## Work to complete
Locate each line holding the string "between" and copy it.

------------

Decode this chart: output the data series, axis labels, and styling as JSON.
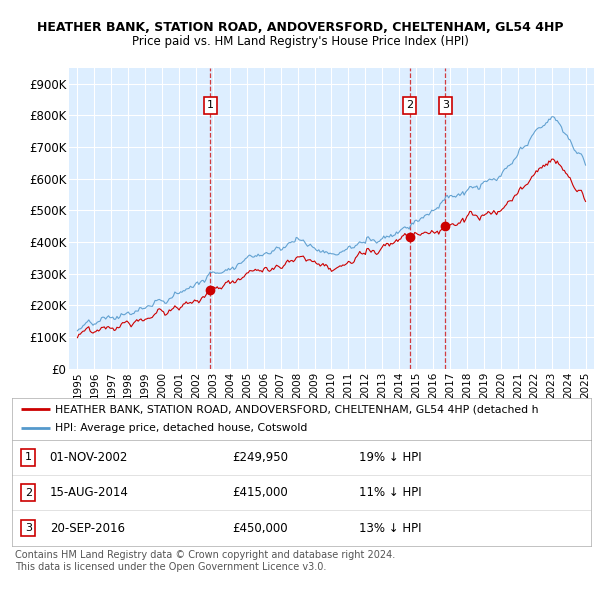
{
  "title1": "HEATHER BANK, STATION ROAD, ANDOVERSFORD, CHELTENHAM, GL54 4HP",
  "title2": "Price paid vs. HM Land Registry's House Price Index (HPI)",
  "bg_color": "#ddeeff",
  "grid_color": "#ffffff",
  "line_hpi_color": "#5599cc",
  "line_price_color": "#cc0000",
  "sale_dates_yr": [
    2002.833,
    2014.621,
    2016.722
  ],
  "sale_prices": [
    249950,
    415000,
    450000
  ],
  "sale_labels": [
    "1",
    "2",
    "3"
  ],
  "sale_info": [
    {
      "label": "1",
      "date": "01-NOV-2002",
      "price": "£249,950",
      "hpi": "19% ↓ HPI"
    },
    {
      "label": "2",
      "date": "15-AUG-2014",
      "price": "£415,000",
      "hpi": "11% ↓ HPI"
    },
    {
      "label": "3",
      "date": "20-SEP-2016",
      "price": "£450,000",
      "hpi": "13% ↓ HPI"
    }
  ],
  "legend_line1": "HEATHER BANK, STATION ROAD, ANDOVERSFORD, CHELTENHAM, GL54 4HP (detached h",
  "legend_line2": "HPI: Average price, detached house, Cotswold",
  "footer1": "Contains HM Land Registry data © Crown copyright and database right 2024.",
  "footer2": "This data is licensed under the Open Government Licence v3.0.",
  "ylim": [
    0,
    950000
  ],
  "yticks": [
    0,
    100000,
    200000,
    300000,
    400000,
    500000,
    600000,
    700000,
    800000,
    900000
  ],
  "ytick_labels": [
    "£0",
    "£100K",
    "£200K",
    "£300K",
    "£400K",
    "£500K",
    "£600K",
    "£700K",
    "£800K",
    "£900K"
  ],
  "xlim_start": 1994.5,
  "xlim_end": 2025.5,
  "xtick_years": [
    1995,
    1996,
    1997,
    1998,
    1999,
    2000,
    2001,
    2002,
    2003,
    2004,
    2005,
    2006,
    2007,
    2008,
    2009,
    2010,
    2011,
    2012,
    2013,
    2014,
    2015,
    2016,
    2017,
    2018,
    2019,
    2020,
    2021,
    2022,
    2023,
    2024,
    2025
  ]
}
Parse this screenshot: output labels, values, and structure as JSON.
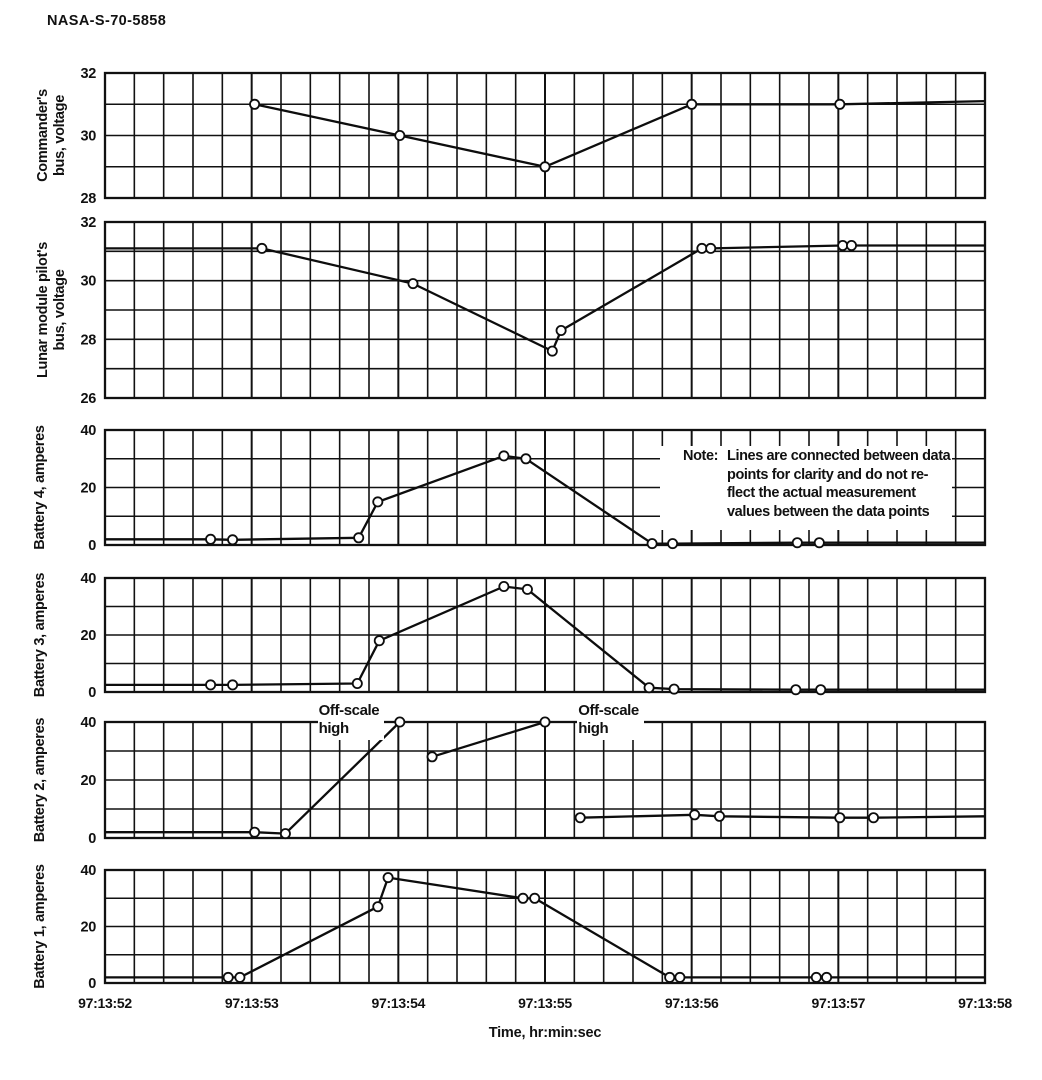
{
  "header": {
    "report_id": "NASA-S-70-5858"
  },
  "chart_data": {
    "type": "line",
    "description": "Six stacked time-history strip-chart panels of spacecraft bus voltages and battery currents",
    "x_axis": {
      "label": "Time, hr:min:sec",
      "tick_labels": [
        "97:13:52",
        "97:13:53",
        "97:13:54",
        "97:13:55",
        "97:13:56",
        "97:13:57",
        "97:13:58"
      ],
      "range_seconds": [
        0,
        6
      ],
      "x_unit": "seconds after 97:13:52",
      "minor_grid_step_seconds": 0.2,
      "grid": true
    },
    "note": {
      "prefix": "Note:",
      "lines": [
        "Lines are connected between data",
        "points for clarity and do not re-",
        "flect the actual measurement",
        "values between the data points"
      ]
    },
    "panels": [
      {
        "name": "commanders-bus-voltage",
        "ylabel": "Commander's bus, voltage",
        "ylabel_lines": [
          "Commander's",
          "bus, voltage"
        ],
        "ylim": [
          28,
          32
        ],
        "yticks": [
          28,
          30,
          32
        ],
        "ygrid_step": 1,
        "series": {
          "marker": "open-circle",
          "segments": [
            [
              [
                1.02,
                31
              ],
              [
                2.01,
                30
              ],
              [
                3.0,
                29
              ],
              [
                4.0,
                31
              ],
              [
                5.01,
                31
              ],
              [
                6.0,
                31.1
              ]
            ]
          ],
          "markers": [
            [
              1.02,
              31
            ],
            [
              2.01,
              30
            ],
            [
              3.0,
              29
            ],
            [
              4.0,
              31
            ],
            [
              5.01,
              31
            ]
          ]
        }
      },
      {
        "name": "lunar-module-pilots-bus-voltage",
        "ylabel": "Lunar module pilot's bus, voltage",
        "ylabel_lines": [
          "Lunar module pilot's",
          "bus, voltage"
        ],
        "ylim": [
          26,
          32
        ],
        "yticks": [
          26,
          28,
          30,
          32
        ],
        "ygrid_step": 1,
        "series": {
          "marker": "open-circle",
          "segments": [
            [
              [
                0,
                31.1
              ],
              [
                1.07,
                31.1
              ],
              [
                2.1,
                29.9
              ],
              [
                3.05,
                27.6
              ],
              [
                3.11,
                28.3
              ],
              [
                4.07,
                31.1
              ],
              [
                4.13,
                31.1
              ],
              [
                5.03,
                31.2
              ],
              [
                6.0,
                31.2
              ]
            ]
          ],
          "markers": [
            [
              1.07,
              31.1
            ],
            [
              2.1,
              29.9
            ],
            [
              3.05,
              27.6
            ],
            [
              3.11,
              28.3
            ],
            [
              4.07,
              31.1
            ],
            [
              4.13,
              31.1
            ],
            [
              5.03,
              31.2
            ],
            [
              5.09,
              31.2
            ]
          ]
        }
      },
      {
        "name": "battery-4-amperes",
        "ylabel": "Battery 4, amperes",
        "ylabel_lines": [
          "Battery 4, amperes"
        ],
        "ylim": [
          0,
          40
        ],
        "yticks": [
          0,
          20,
          40
        ],
        "ygrid_step": 10,
        "series": {
          "marker": "open-circle",
          "segments": [
            [
              [
                0,
                2
              ],
              [
                0.72,
                2
              ],
              [
                0.87,
                1.8
              ],
              [
                1.73,
                2.5
              ],
              [
                1.86,
                15
              ],
              [
                2.72,
                31
              ],
              [
                2.87,
                30
              ],
              [
                3.73,
                0.5
              ],
              [
                3.87,
                0.5
              ],
              [
                4.72,
                0.8
              ],
              [
                4.87,
                0.8
              ],
              [
                6.0,
                0.8
              ]
            ]
          ],
          "markers": [
            [
              0.72,
              2
            ],
            [
              0.87,
              1.8
            ],
            [
              1.73,
              2.5
            ],
            [
              1.86,
              15
            ],
            [
              2.72,
              31
            ],
            [
              2.87,
              30
            ],
            [
              3.73,
              0.5
            ],
            [
              3.87,
              0.5
            ],
            [
              4.72,
              0.8
            ],
            [
              4.87,
              0.8
            ]
          ]
        }
      },
      {
        "name": "battery-3-amperes",
        "ylabel": "Battery 3, amperes",
        "ylabel_lines": [
          "Battery 3, amperes"
        ],
        "ylim": [
          0,
          40
        ],
        "yticks": [
          0,
          20,
          40
        ],
        "ygrid_step": 10,
        "series": {
          "marker": "open-circle",
          "segments": [
            [
              [
                0,
                2.5
              ],
              [
                0.72,
                2.5
              ],
              [
                0.87,
                2.5
              ],
              [
                1.72,
                3
              ],
              [
                1.87,
                18
              ],
              [
                2.72,
                37
              ],
              [
                2.88,
                36
              ],
              [
                3.71,
                1.5
              ],
              [
                3.88,
                1
              ],
              [
                4.71,
                0.8
              ],
              [
                4.88,
                0.8
              ],
              [
                6.0,
                0.8
              ]
            ]
          ],
          "markers": [
            [
              0.72,
              2.5
            ],
            [
              0.87,
              2.5
            ],
            [
              1.72,
              3
            ],
            [
              1.87,
              18
            ],
            [
              2.72,
              37
            ],
            [
              2.88,
              36
            ],
            [
              3.71,
              1.5
            ],
            [
              3.88,
              1
            ],
            [
              4.71,
              0.8
            ],
            [
              4.88,
              0.8
            ]
          ]
        }
      },
      {
        "name": "battery-2-amperes",
        "ylabel": "Battery 2, amperes",
        "ylabel_lines": [
          "Battery 2, amperes"
        ],
        "ylim": [
          0,
          40
        ],
        "yticks": [
          0,
          20,
          40
        ],
        "ygrid_step": 10,
        "series": {
          "marker": "open-circle",
          "segments": [
            [
              [
                0,
                2
              ],
              [
                1.02,
                2
              ],
              [
                1.23,
                1.5
              ],
              [
                2.01,
                40
              ]
            ],
            [
              [
                2.23,
                28
              ],
              [
                3.0,
                40
              ]
            ],
            [
              [
                3.24,
                7
              ],
              [
                4.02,
                8
              ],
              [
                4.19,
                7.5
              ],
              [
                5.01,
                7
              ],
              [
                5.24,
                7
              ],
              [
                6.0,
                7.5
              ]
            ]
          ],
          "markers": [
            [
              1.02,
              2
            ],
            [
              1.23,
              1.5
            ],
            [
              2.01,
              40
            ],
            [
              2.23,
              28
            ],
            [
              3.0,
              40
            ],
            [
              3.24,
              7
            ],
            [
              4.02,
              8
            ],
            [
              4.19,
              7.5
            ],
            [
              5.01,
              7
            ],
            [
              5.24,
              7
            ]
          ]
        },
        "annotations": [
          {
            "lines": [
              "Off-scale",
              "high"
            ],
            "t": 1.45
          },
          {
            "lines": [
              "Off-scale",
              "high"
            ],
            "t": 3.22
          }
        ]
      },
      {
        "name": "battery-1-amperes",
        "ylabel": "Battery 1, amperes",
        "ylabel_lines": [
          "Battery 1, amperes"
        ],
        "ylim": [
          0,
          40
        ],
        "yticks": [
          0,
          20,
          40
        ],
        "ygrid_step": 10,
        "series": {
          "marker": "open-circle",
          "segments": [
            [
              [
                0,
                2
              ],
              [
                0.84,
                2
              ],
              [
                0.92,
                2
              ],
              [
                1.86,
                27
              ],
              [
                1.93,
                37.3
              ],
              [
                2.85,
                30
              ],
              [
                2.93,
                30
              ],
              [
                3.85,
                2
              ],
              [
                3.92,
                2
              ],
              [
                4.85,
                2
              ],
              [
                4.92,
                2
              ],
              [
                6.0,
                2
              ]
            ]
          ],
          "markers": [
            [
              0.84,
              2
            ],
            [
              0.92,
              2
            ],
            [
              1.86,
              27
            ],
            [
              1.93,
              37.3
            ],
            [
              2.85,
              30
            ],
            [
              2.93,
              30
            ],
            [
              3.85,
              2
            ],
            [
              3.92,
              2
            ],
            [
              4.85,
              2
            ],
            [
              4.92,
              2
            ]
          ]
        }
      }
    ]
  }
}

------------

## Answer in full
        "Lines are connected between data",
        "values between the data points"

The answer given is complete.